* Begin *

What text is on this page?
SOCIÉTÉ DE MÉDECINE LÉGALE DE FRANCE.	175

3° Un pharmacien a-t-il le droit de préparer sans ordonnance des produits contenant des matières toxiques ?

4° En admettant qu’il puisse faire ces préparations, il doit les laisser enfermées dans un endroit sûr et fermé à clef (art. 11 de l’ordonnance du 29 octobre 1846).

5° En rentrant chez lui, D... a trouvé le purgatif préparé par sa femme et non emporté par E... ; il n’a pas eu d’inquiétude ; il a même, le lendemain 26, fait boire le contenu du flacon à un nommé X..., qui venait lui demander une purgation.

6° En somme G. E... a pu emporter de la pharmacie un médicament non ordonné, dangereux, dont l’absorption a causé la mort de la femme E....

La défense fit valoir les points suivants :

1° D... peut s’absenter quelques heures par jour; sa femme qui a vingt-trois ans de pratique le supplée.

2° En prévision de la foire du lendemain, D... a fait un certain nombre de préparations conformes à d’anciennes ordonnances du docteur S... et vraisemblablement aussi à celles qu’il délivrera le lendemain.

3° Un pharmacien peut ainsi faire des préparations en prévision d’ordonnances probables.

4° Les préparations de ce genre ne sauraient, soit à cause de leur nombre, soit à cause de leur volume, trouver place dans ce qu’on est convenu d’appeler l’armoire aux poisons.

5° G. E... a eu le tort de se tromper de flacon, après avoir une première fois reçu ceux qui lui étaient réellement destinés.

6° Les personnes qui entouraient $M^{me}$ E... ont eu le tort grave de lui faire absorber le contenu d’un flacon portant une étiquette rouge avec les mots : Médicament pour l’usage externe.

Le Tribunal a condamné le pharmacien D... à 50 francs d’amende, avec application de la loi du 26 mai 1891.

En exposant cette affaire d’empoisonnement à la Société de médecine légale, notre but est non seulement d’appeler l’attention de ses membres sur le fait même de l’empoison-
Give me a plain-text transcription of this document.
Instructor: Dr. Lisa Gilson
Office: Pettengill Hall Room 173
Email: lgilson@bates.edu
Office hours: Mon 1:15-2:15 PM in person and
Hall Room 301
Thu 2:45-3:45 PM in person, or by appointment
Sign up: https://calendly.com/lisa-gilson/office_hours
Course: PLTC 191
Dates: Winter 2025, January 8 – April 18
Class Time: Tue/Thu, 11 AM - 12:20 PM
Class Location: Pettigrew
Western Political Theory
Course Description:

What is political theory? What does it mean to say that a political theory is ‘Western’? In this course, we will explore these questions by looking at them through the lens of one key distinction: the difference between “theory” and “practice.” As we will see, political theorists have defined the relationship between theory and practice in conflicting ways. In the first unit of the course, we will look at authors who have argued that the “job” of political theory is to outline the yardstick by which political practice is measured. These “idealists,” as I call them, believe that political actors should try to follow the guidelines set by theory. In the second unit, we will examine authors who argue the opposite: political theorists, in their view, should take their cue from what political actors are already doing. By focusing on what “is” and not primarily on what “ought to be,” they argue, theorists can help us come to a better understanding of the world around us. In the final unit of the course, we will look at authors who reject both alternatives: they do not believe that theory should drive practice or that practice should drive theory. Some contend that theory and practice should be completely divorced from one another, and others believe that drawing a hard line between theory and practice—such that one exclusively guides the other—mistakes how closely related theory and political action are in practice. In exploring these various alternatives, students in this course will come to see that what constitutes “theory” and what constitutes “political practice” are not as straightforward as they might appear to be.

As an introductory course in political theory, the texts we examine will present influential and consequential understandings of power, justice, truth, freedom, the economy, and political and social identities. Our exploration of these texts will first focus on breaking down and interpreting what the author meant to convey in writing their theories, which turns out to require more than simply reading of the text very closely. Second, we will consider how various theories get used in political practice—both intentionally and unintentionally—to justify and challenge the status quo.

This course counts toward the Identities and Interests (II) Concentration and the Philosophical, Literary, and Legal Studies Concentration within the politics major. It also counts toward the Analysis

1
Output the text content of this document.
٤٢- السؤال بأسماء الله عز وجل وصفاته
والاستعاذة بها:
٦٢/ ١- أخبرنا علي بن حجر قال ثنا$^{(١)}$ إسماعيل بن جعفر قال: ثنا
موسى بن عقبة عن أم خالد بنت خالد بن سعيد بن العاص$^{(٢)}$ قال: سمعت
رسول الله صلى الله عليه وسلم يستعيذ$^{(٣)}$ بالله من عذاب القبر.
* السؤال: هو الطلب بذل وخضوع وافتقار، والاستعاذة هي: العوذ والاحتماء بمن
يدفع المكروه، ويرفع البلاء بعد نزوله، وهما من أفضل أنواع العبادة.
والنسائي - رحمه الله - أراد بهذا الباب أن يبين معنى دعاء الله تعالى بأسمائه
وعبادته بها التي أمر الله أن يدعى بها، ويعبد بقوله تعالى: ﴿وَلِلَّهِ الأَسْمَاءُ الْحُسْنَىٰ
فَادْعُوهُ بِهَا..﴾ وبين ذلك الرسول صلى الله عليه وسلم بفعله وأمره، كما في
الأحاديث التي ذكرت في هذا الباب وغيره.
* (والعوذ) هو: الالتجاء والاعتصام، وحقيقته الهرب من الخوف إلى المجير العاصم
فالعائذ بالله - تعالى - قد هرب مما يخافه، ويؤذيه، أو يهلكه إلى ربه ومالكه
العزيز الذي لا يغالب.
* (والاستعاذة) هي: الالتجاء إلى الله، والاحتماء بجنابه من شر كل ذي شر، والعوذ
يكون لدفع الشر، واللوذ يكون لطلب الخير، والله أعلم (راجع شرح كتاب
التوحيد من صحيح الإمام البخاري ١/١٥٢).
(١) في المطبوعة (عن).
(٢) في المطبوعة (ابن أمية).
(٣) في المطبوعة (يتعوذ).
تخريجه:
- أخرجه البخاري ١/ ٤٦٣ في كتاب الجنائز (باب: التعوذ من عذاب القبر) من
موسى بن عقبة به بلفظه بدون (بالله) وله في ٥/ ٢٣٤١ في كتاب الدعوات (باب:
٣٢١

* End *

Exercise brief.
Using the records above, pull out each line where the word "والعوذ" occurs.

Task response.
* (والعوذ) هو: الالتجاء والاعتصام، وحقيقته الهرب من الخوف إلى المجير العاصم
* (والاستعاذة) هي: الالتجاء إلى الله، والاحتماء بجنابه من شر كل ذي شر، والعوذ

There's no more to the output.